** Records for this exercise **
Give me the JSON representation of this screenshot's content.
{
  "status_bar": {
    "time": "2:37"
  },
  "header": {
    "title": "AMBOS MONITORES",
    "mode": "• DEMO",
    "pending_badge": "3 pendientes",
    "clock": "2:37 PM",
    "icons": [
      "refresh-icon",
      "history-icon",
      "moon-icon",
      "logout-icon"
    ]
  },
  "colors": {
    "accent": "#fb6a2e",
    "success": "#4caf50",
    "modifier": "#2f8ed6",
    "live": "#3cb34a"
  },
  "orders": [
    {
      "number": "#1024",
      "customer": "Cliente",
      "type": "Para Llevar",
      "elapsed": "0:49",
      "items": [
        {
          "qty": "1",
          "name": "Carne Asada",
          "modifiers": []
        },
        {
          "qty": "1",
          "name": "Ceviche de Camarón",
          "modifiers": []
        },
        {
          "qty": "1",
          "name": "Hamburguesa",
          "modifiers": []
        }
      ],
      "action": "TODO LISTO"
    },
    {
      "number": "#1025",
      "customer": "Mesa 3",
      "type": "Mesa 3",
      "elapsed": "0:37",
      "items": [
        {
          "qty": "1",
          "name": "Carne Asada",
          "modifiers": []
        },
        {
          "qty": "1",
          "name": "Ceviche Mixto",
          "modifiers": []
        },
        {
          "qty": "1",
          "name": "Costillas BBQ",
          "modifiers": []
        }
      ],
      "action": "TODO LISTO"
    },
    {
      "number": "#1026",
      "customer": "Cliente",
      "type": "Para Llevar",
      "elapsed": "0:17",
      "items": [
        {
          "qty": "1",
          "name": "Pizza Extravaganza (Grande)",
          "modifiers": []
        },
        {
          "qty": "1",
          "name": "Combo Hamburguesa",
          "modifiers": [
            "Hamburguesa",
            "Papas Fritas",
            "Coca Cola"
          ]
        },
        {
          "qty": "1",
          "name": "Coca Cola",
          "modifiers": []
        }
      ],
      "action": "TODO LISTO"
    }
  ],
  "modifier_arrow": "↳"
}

** Goal **
Retype the material above, line by line, exactly.

** Response to the task **
Give me the JSON representation of this screenshot's content.
{
  "status_bar": {
    "time": "2:37"
  },
  "header": {
    "title": "AMBOS MONITORES",
    "mode": "• DEMO",
    "pending_badge": "3 pendientes",
    "clock": "2:37 PM",
    "icons": [
      "refresh-icon",
      "history-icon",
      "moon-icon",
      "logout-icon"
    ]
  },
  "colors": {
    "accent": "#fb6a2e",
    "success": "#4caf50",
    "modifier": "#2f8ed6",
    "live": "#3cb34a"
  },
  "orders": [
    {
      "number": "#1024",
      "customer": "Cliente",
      "type": "Para Llevar",
      "elapsed": "0:49",
      "items": [
        {
          "qty": "1",
          "name": "Carne Asada",
          "modifiers": []
        },
        {
          "qty": "1",
          "name": "Ceviche de Camarón",
          "modifiers": []
        },
        {
          "qty": "1",
          "name": "Hamburguesa",
          "modifiers": []
        }
      ],
      "action": "TODO LISTO"
    },
    {
      "number": "#1025",
      "customer": "Mesa 3",
      "type": "Mesa 3",
      "elapsed": "0:37",
      "items": [
        {
          "qty": "1",
          "name": "Carne Asada",
          "modifiers": []
        },
        {
          "qty": "1",
          "name": "Ceviche Mixto",
          "modifiers": []
        },
        {
          "qty": "1",
          "name": "Costillas BBQ",
          "modifiers": []
        }
      ],
      "action": "TODO LISTO"
    },
    {
      "number": "#1026",
      "customer": "Cliente",
      "type": "Para Llevar",
      "elapsed": "0:17",
      "items": [
        {
          "qty": "1",
          "name": "Pizza Extravaganza (Grande)",
          "modifiers": []
        },
        {
          "qty": "1",
          "name": "Combo Hamburguesa",
          "modifiers": [
            "Hamburguesa",
            "Papas Fritas",
            "Coca Cola"
          ]
        },
        {
          "qty": "1",
          "name": "Coca Cola",
          "modifiers": []
        }
      ],
      "action": "TODO LISTO"
    }
  ],
  "modifier_arrow": "↳"
}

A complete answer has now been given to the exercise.